AVAILABLE DATA:
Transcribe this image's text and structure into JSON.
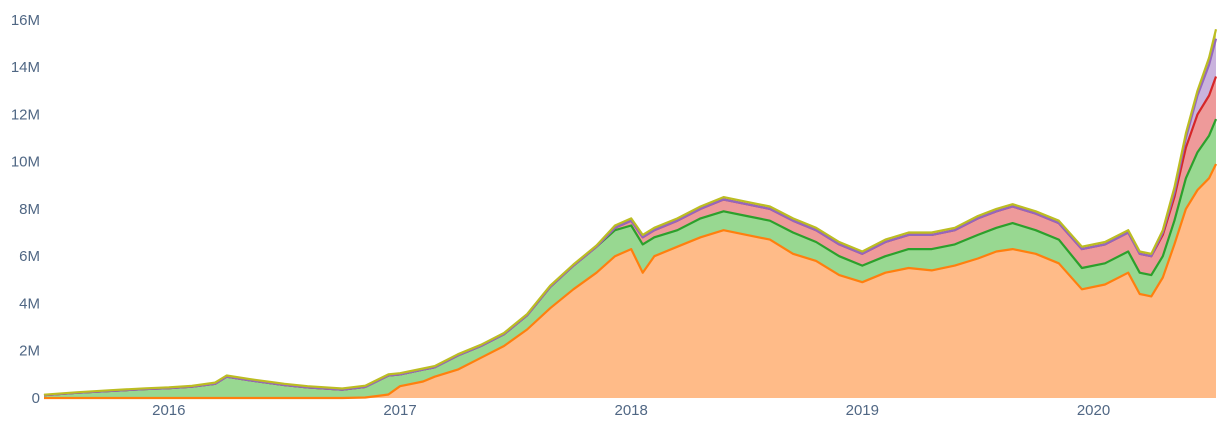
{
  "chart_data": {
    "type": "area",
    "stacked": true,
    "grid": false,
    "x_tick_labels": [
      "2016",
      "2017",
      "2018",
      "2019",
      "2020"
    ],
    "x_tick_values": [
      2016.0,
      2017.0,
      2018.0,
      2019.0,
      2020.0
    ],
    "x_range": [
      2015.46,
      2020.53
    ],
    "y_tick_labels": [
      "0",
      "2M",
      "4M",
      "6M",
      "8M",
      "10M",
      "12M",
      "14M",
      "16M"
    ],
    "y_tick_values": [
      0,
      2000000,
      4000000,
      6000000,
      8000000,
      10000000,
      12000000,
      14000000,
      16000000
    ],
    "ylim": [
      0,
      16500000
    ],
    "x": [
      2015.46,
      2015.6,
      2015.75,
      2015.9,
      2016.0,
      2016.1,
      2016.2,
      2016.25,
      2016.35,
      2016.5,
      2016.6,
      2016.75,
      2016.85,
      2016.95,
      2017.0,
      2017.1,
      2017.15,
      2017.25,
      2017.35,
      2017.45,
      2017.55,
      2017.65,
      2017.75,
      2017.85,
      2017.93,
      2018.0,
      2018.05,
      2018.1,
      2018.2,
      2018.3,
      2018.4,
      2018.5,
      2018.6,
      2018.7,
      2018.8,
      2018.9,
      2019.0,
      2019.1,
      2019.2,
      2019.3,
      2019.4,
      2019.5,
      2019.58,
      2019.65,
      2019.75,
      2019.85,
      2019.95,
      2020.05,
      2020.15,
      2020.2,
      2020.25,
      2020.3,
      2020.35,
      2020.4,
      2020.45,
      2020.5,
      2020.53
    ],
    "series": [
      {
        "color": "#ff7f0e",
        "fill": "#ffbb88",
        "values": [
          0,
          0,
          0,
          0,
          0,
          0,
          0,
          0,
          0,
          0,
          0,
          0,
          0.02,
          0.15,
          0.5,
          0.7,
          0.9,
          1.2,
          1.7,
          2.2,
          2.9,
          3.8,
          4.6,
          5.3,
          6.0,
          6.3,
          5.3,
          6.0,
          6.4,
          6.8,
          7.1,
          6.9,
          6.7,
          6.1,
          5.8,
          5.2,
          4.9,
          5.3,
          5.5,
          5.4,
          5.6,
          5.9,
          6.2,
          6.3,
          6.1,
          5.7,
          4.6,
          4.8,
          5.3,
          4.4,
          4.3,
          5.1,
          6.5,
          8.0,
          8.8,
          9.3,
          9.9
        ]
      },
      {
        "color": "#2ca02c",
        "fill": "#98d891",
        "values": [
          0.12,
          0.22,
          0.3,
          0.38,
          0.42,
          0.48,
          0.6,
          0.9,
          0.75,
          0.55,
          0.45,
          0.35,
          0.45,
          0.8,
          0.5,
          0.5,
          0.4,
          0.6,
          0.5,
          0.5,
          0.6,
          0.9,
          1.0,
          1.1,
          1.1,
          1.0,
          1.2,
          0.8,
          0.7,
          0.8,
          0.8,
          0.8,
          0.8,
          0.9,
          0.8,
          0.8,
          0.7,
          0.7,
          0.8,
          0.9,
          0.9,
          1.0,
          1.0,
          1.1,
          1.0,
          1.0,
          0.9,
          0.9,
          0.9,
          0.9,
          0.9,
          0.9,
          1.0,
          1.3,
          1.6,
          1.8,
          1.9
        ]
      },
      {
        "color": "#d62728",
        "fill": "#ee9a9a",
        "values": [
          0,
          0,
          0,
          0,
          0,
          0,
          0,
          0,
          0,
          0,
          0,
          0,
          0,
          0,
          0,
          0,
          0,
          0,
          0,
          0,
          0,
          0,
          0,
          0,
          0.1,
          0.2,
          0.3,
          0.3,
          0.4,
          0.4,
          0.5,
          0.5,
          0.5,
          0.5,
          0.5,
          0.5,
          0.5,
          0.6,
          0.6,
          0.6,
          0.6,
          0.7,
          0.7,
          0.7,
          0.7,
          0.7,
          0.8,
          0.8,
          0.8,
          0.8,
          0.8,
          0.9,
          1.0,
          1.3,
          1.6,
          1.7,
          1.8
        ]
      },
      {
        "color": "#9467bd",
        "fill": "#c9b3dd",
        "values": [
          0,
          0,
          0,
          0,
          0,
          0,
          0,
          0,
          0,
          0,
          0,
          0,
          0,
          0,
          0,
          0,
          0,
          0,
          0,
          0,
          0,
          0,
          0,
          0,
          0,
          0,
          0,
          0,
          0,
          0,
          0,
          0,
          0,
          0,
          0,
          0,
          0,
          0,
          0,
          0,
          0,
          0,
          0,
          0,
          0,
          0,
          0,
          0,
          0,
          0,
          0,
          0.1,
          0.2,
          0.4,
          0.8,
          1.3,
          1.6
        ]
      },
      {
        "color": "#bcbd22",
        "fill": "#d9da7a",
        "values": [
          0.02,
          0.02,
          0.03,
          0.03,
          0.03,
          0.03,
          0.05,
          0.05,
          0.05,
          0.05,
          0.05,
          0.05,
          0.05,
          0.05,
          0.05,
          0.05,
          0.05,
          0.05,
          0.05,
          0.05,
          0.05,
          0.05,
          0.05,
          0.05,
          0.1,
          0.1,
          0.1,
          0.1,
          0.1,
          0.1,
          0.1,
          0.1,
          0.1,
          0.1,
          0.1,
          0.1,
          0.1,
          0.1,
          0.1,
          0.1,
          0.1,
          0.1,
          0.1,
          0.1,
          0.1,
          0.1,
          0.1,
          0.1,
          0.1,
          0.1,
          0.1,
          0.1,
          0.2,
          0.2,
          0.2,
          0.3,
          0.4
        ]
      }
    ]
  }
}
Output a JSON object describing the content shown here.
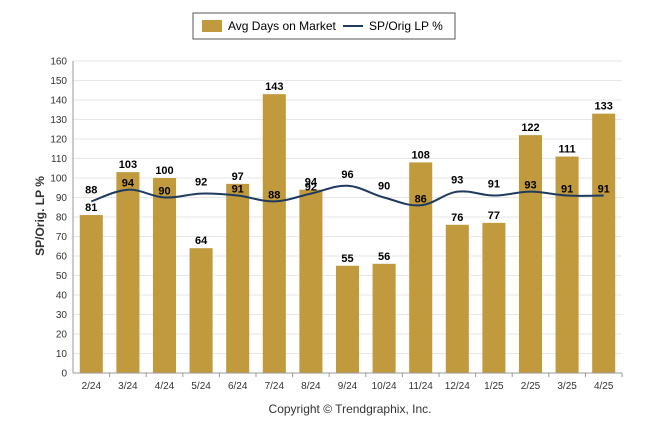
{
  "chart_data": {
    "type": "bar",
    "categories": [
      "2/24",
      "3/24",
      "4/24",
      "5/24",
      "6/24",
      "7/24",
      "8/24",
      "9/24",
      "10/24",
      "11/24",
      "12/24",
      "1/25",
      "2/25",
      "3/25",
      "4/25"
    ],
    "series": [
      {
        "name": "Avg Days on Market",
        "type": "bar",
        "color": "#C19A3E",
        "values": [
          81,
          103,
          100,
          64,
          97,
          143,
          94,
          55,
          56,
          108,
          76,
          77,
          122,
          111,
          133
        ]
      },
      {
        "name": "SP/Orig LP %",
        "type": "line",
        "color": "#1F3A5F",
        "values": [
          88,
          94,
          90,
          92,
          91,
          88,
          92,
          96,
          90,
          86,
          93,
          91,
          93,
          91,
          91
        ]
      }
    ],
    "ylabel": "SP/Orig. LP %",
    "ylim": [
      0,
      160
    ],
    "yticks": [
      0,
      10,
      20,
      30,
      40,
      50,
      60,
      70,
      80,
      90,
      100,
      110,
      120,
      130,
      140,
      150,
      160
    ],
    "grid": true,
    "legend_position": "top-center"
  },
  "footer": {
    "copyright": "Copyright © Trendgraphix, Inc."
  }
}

PROBLEM TO SOLVE:
Find the line with "Output a JSON" in the listing and extract it and all lines after it through the end, exactly, without the pictures.

COMPLETED EXERCISE:
Output a JSON object describing the content shown here.
{
  "chart_data": {
    "type": "bar",
    "categories": [
      "2/24",
      "3/24",
      "4/24",
      "5/24",
      "6/24",
      "7/24",
      "8/24",
      "9/24",
      "10/24",
      "11/24",
      "12/24",
      "1/25",
      "2/25",
      "3/25",
      "4/25"
    ],
    "series": [
      {
        "name": "Avg Days on Market",
        "type": "bar",
        "color": "#C19A3E",
        "values": [
          81,
          103,
          100,
          64,
          97,
          143,
          94,
          55,
          56,
          108,
          76,
          77,
          122,
          111,
          133
        ]
      },
      {
        "name": "SP/Orig LP %",
        "type": "line",
        "color": "#1F3A5F",
        "values": [
          88,
          94,
          90,
          92,
          91,
          88,
          92,
          96,
          90,
          86,
          93,
          91,
          93,
          91,
          91
        ]
      }
    ],
    "ylabel": "SP/Orig. LP %",
    "ylim": [
      0,
      160
    ],
    "yticks": [
      0,
      10,
      20,
      30,
      40,
      50,
      60,
      70,
      80,
      90,
      100,
      110,
      120,
      130,
      140,
      150,
      160
    ],
    "grid": true,
    "legend_position": "top-center"
  },
  "footer": {
    "copyright": "Copyright © Trendgraphix, Inc."
  }
}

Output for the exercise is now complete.